# Problem
Transcribe the entries below exactly; leave every image out.

Saved entries:
>> Begin
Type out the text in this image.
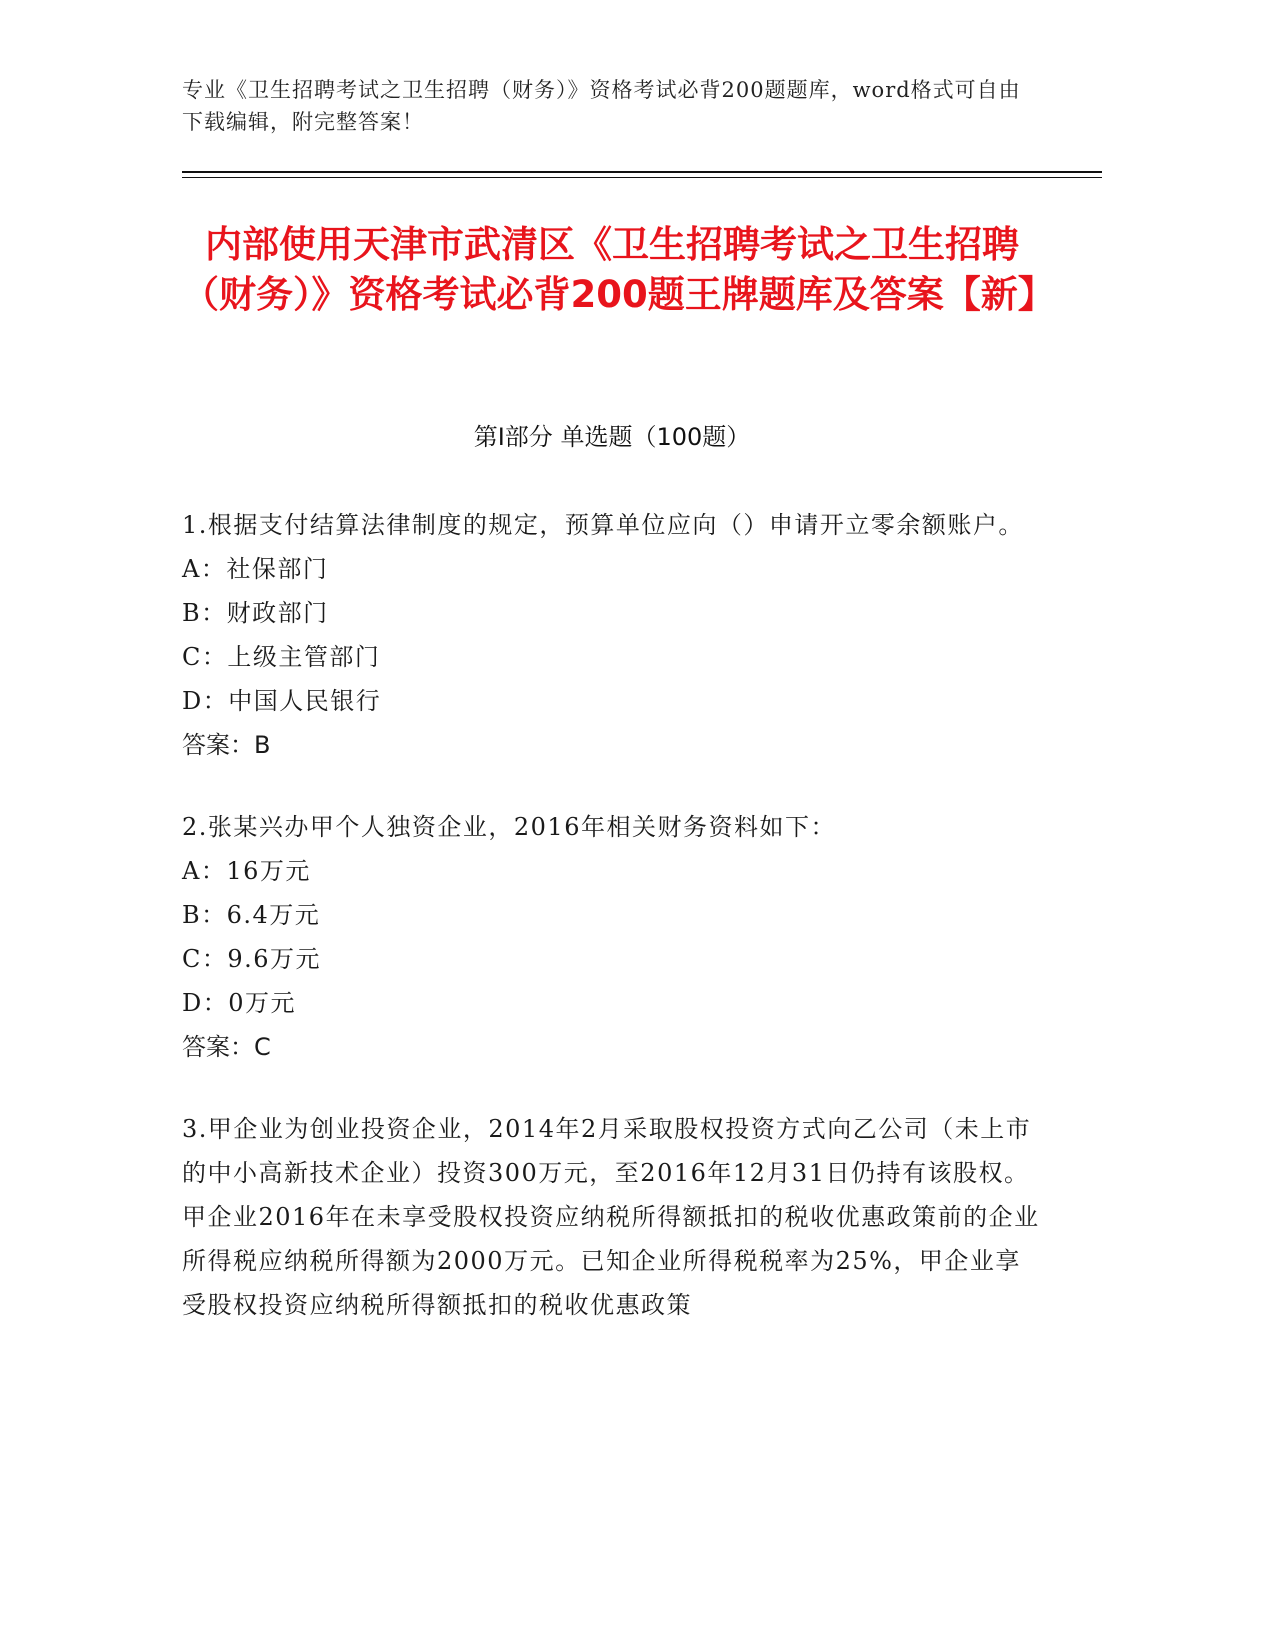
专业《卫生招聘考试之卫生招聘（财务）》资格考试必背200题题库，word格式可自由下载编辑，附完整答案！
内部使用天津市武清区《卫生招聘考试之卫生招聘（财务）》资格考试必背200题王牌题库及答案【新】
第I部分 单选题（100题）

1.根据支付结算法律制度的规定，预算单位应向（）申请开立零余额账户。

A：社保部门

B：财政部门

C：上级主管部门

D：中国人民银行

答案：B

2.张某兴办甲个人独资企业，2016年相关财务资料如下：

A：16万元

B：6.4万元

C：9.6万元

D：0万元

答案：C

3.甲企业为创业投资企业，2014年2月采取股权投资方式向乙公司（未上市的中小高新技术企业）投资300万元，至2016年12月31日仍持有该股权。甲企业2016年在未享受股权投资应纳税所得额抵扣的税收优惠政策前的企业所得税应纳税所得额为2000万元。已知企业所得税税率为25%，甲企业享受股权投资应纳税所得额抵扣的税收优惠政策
>> End
# Answer in full
Type out the text in this image.
专业《卫生招聘考试之卫生招聘（财务）》资格考试必背200题题库，word格式可自由下载编辑，附完整答案！
内部使用天津市武清区《卫生招聘考试之卫生招聘（财务）》资格考试必背200题王牌题库及答案【新】
第I部分 单选题（100题）

1.根据支付结算法律制度的规定，预算单位应向（）申请开立零余额账户。

A：社保部门

B：财政部门

C：上级主管部门

D：中国人民银行

答案：B

2.张某兴办甲个人独资企业，2016年相关财务资料如下：

A：16万元

B：6.4万元

C：9.6万元

D：0万元

答案：C

3.甲企业为创业投资企业，2014年2月采取股权投资方式向乙公司（未上市的中小高新技术企业）投资300万元，至2016年12月31日仍持有该股权。甲企业2016年在未享受股权投资应纳税所得额抵扣的税收优惠政策前的企业所得税应纳税所得额为2000万元。已知企业所得税税率为25%，甲企业享受股权投资应纳税所得额抵扣的税收优惠政策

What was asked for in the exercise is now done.